### Material provided
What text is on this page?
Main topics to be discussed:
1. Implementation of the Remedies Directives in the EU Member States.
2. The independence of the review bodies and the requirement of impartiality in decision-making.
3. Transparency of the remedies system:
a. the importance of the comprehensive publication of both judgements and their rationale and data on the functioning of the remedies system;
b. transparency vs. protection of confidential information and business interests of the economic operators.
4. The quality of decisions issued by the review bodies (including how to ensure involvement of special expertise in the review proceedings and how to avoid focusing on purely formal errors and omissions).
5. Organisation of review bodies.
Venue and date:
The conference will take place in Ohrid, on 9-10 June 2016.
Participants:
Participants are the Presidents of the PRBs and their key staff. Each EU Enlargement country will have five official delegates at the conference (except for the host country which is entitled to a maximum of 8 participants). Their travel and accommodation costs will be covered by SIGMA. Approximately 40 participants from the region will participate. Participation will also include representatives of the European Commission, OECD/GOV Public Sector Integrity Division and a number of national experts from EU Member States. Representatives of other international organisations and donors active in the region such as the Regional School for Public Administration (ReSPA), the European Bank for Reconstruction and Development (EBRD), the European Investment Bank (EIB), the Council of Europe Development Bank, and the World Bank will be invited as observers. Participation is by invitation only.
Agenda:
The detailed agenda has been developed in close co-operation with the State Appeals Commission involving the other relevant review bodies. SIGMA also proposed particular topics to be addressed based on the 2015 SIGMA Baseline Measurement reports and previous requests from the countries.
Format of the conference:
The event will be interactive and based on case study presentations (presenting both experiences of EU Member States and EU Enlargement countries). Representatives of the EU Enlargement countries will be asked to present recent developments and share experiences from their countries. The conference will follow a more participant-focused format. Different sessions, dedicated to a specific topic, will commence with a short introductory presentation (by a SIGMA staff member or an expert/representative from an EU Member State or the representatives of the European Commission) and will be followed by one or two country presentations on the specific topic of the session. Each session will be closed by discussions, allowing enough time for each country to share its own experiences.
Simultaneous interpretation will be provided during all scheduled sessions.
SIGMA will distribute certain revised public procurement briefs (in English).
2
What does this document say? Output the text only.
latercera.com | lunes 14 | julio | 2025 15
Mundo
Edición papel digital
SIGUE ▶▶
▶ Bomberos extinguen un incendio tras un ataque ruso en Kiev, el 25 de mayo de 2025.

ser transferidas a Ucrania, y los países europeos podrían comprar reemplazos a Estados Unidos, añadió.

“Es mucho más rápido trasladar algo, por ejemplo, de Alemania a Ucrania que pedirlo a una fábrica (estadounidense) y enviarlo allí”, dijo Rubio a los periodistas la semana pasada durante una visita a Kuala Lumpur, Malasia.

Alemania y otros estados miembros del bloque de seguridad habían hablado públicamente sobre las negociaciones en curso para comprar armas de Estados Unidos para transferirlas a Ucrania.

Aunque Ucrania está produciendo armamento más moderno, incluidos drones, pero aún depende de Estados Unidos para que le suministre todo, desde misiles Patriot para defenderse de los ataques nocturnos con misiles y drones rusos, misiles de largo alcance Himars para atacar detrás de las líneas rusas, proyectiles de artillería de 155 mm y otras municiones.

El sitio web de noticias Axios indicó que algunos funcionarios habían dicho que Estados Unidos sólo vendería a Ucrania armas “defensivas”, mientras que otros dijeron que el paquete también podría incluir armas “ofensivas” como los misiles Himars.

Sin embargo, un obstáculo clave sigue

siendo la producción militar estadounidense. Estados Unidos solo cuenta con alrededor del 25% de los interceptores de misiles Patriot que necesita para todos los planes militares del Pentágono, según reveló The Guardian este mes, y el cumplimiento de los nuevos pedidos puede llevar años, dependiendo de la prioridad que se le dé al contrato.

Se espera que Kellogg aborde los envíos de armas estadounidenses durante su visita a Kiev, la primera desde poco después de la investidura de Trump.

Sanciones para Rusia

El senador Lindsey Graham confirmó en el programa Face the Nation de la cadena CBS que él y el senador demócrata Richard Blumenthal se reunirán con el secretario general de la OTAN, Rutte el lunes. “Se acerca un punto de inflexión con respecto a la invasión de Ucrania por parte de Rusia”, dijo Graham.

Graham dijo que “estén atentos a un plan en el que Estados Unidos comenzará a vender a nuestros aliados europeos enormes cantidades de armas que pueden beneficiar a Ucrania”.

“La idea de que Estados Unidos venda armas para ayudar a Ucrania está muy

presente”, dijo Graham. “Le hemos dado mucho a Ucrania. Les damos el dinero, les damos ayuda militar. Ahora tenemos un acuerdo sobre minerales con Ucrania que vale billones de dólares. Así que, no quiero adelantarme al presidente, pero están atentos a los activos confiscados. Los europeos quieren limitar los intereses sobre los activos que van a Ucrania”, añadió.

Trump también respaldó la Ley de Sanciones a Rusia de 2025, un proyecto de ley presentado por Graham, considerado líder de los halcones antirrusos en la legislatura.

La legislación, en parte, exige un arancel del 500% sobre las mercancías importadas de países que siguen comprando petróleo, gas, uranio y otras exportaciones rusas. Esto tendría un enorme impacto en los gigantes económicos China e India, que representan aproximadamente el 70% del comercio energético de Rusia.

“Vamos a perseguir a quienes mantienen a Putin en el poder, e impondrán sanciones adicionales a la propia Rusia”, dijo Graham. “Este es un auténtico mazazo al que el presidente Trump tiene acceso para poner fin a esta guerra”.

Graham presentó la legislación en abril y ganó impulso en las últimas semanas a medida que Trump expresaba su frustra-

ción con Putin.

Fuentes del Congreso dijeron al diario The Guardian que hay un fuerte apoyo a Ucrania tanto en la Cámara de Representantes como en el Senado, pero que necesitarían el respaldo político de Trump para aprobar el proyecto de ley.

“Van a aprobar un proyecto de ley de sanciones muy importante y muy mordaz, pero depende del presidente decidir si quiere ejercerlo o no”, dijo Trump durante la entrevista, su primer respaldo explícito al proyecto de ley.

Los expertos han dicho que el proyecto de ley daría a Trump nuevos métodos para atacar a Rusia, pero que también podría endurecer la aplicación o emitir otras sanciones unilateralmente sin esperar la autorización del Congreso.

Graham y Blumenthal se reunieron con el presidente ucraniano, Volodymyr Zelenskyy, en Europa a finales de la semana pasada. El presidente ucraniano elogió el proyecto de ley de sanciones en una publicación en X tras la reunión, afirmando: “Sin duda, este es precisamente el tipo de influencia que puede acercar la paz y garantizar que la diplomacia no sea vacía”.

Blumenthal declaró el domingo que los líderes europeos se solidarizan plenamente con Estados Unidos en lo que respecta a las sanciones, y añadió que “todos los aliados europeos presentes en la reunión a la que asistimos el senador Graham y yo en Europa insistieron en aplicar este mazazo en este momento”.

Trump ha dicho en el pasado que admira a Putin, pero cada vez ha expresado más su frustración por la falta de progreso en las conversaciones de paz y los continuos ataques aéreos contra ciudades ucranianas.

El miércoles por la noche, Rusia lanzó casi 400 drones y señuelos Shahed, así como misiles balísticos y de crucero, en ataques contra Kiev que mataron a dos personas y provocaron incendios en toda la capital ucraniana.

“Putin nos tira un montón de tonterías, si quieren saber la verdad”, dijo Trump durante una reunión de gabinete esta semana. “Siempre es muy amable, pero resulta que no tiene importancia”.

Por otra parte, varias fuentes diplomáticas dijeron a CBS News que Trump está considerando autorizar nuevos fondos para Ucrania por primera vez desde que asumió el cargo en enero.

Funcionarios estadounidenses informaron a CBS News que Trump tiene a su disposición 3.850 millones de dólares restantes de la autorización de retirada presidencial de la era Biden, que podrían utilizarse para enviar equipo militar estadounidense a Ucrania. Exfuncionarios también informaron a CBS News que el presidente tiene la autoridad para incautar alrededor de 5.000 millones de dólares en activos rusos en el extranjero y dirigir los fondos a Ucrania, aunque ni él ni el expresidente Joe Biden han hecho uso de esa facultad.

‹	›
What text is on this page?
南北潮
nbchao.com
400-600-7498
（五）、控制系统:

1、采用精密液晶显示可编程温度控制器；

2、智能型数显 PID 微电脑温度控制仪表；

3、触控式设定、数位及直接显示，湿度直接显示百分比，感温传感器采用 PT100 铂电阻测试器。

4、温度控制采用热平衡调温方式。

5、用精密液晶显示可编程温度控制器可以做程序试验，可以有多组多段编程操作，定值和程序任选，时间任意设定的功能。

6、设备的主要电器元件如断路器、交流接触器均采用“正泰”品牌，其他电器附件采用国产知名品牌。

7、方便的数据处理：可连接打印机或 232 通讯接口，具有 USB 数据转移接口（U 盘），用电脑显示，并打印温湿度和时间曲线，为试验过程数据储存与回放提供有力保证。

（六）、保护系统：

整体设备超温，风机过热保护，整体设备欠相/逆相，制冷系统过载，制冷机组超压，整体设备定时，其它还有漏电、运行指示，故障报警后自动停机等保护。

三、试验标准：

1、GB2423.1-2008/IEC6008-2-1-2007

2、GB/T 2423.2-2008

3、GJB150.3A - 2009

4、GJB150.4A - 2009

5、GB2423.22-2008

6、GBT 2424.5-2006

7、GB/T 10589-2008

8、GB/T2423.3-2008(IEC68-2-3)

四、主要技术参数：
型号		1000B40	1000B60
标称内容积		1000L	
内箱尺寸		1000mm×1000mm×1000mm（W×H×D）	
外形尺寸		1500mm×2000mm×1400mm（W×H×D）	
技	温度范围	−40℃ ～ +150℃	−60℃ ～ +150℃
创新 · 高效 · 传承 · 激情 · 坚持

### Stated task
Using the listing above, return all lines where the word "primera" occurs.

### Task result
Se espera que Kellogg aborde los envíos de armas estadounidenses durante su visita a Kiev, la primera desde poco después de la investidura de Trump.
Por otra parte, varias fuentes diplomáticas dijeron a CBS News que Trump está considerando autorizar nuevos fondos para Ucrania por primera vez desde que asumió el cargo en enero.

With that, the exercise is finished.